┌──

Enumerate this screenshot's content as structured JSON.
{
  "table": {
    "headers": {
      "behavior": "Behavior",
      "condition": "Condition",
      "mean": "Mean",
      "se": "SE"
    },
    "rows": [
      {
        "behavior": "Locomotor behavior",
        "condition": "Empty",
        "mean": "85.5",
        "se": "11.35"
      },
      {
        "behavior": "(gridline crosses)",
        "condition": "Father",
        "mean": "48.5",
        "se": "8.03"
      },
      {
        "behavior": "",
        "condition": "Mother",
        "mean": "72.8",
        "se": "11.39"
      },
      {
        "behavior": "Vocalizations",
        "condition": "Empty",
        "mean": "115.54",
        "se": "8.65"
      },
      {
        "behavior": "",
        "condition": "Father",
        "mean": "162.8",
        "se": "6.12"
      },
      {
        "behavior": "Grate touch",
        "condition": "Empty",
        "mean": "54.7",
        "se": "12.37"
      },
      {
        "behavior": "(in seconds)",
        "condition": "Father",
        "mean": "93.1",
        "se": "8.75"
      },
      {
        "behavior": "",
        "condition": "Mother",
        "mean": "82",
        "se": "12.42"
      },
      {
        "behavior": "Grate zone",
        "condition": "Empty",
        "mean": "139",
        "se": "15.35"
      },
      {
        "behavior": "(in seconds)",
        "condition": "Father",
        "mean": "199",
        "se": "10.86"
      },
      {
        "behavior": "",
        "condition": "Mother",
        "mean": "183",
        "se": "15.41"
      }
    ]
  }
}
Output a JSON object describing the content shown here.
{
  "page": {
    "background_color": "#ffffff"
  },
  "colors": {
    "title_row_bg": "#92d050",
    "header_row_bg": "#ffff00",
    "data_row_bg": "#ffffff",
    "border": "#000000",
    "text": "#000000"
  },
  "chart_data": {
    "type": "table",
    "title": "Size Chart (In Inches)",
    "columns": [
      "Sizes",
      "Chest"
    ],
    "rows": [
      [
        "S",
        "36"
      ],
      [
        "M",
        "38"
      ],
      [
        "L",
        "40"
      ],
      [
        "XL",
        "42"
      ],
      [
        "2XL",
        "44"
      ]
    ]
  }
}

└──

Restate the whole listing exactly, leaving out nothing.

Task solution:
Enumerate this screenshot's content as structured JSON.
{
  "table": {
    "headers": {
      "behavior": "Behavior",
      "condition": "Condition",
      "mean": "Mean",
      "se": "SE"
    },
    "rows": [
      {
        "behavior": "Locomotor behavior",
        "condition": "Empty",
        "mean": "85.5",
        "se": "11.35"
      },
      {
        "behavior": "(gridline crosses)",
        "condition": "Father",
        "mean": "48.5",
        "se": "8.03"
      },
      {
        "behavior": "",
        "condition": "Mother",
        "mean": "72.8",
        "se": "11.39"
      },
      {
        "behavior": "Vocalizations",
        "condition": "Empty",
        "mean": "115.54",
        "se": "8.65"
      },
      {
        "behavior": "",
        "condition": "Father",
        "mean": "162.8",
        "se": "6.12"
      },
      {
        "behavior": "Grate touch",
        "condition": "Empty",
        "mean": "54.7",
        "se": "12.37"
      },
      {
        "behavior": "(in seconds)",
        "condition": "Father",
        "mean": "93.1",
        "se": "8.75"
      },
      {
        "behavior": "",
        "condition": "Mother",
        "mean": "82",
        "se": "12.42"
      },
      {
        "behavior": "Grate zone",
        "condition": "Empty",
        "mean": "139",
        "se": "15.35"
      },
      {
        "behavior": "(in seconds)",
        "condition": "Father",
        "mean": "199",
        "se": "10.86"
      },
      {
        "behavior": "",
        "condition": "Mother",
        "mean": "183",
        "se": "15.41"
      }
    ]
  }
}
Output a JSON object describing the content shown here.
{
  "page": {
    "background_color": "#ffffff"
  },
  "colors": {
    "title_row_bg": "#92d050",
    "header_row_bg": "#ffff00",
    "data_row_bg": "#ffffff",
    "border": "#000000",
    "text": "#000000"
  },
  "chart_data": {
    "type": "table",
    "title": "Size Chart (In Inches)",
    "columns": [
      "Sizes",
      "Chest"
    ],
    "rows": [
      [
        "S",
        "36"
      ],
      [
        "M",
        "38"
      ],
      [
        "L",
        "40"
      ],
      [
        "XL",
        "42"
      ],
      [
        "2XL",
        "44"
      ]
    ]
  }
}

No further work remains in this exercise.